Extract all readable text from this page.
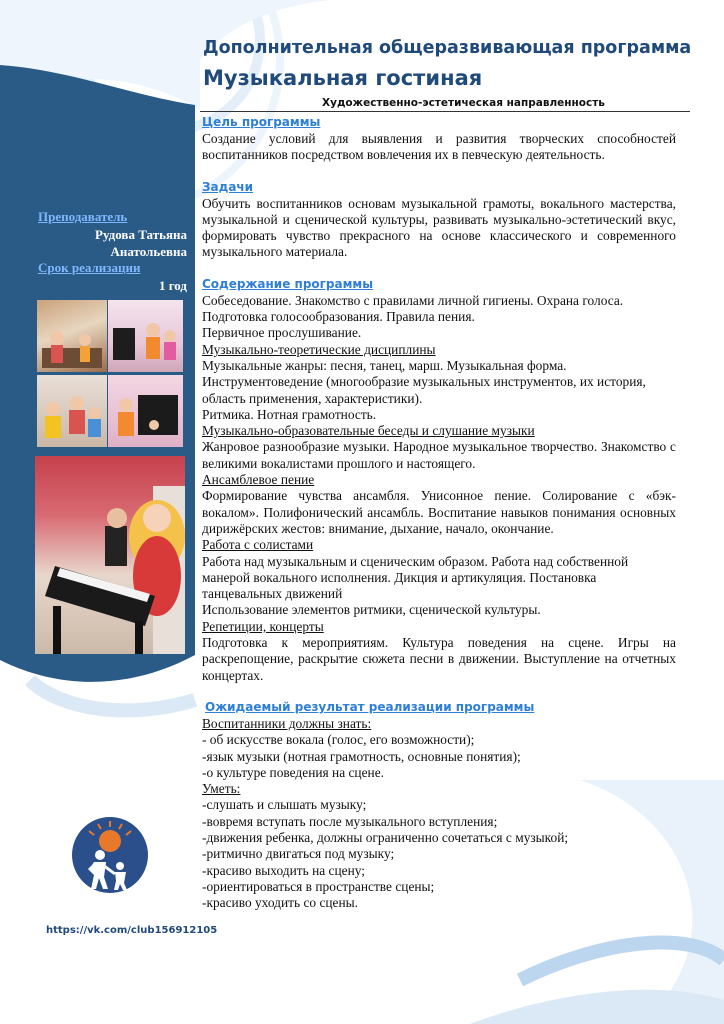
Преподаватель
Рудова Татьяна
Анатольевна
Срок реализации
1 год
https://vk.com/club156912105
Дополнительная общеразвивающая программа
Музыкальная гостиная
Художественно-эстетическая направленность

Цель программы

Создание условий для выявления и развития творческих способностей воспитанников посредством вовлечения их в певческую деятельность.

Задачи

Обучить воспитанников основам музыкальной грамоты, вокального мастерства, музыкальной и сценической культуры, развивать музыкально-эстетический вкус, формировать чувство прекрасного на основе классического и современного музыкального материала.

Содержание программы

Собеседование. Знакомство с правилами личной гигиены. Охрана голоса.

Подготовка голосообразования. Правила пения.

Первичное прослушивание.

Музыкально-теоретические дисциплины

Музыкальные жанры: песня, танец, марш. Музыкальная форма.

Инструментоведение (многообразие музыкальных инструментов, их история, область применения, характеристики).

Ритмика. Нотная грамотность.

Музыкально-образовательные беседы и слушание музыки

Жанровое разнообразие музыки. Народное музыкальное творчество. Знакомство с великими вокалистами прошлого и настоящего.

Ансамблевое пение

Формирование чувства ансамбля. Унисонное пение. Солирование с «бэк-вокалом». Полифонический ансамбль. Воспитание навыков понимания основных дирижёрских жестов: внимание, дыхание, начало, окончание.

Работа с солистами

Работа над музыкальным и сценическим образом. Работа над собственной манерой вокального исполнения. Дикция и артикуляция. Постановка танцевальных движений

Использование элементов ритмики, сценической культуры.

Репетиции, концерты

Подготовка к мероприятиям. Культура поведения на сцене. Игры на раскрепощение, раскрытие сюжета песни в движении. Выступление на отчетных концертах.

Ожидаемый результат реализации программы

Воспитанники должны знать:

- об искусстве вокала (голос, его возможности);

-язык музыки (нотная грамотность, основные понятия);

-о культуре поведения на сцене.

Уметь:

-слушать и слышать музыку;

-вовремя вступать после музыкального вступления;

-движения ребенка, должны ограниченно сочетаться с музыкой;

-ритмично двигаться под музыку;

-красиво выходить на сцену;

-ориентироваться в пространстве сцены;

-красиво уходить со сцены.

____

→ **WHAT IS BEING ASKED**
Using the listing above, gather each line that holds the string "красиво" and copy it.

→ **ANSWER TO THE TASK**
-красиво выходить на сцену;
-красиво уходить со сцены.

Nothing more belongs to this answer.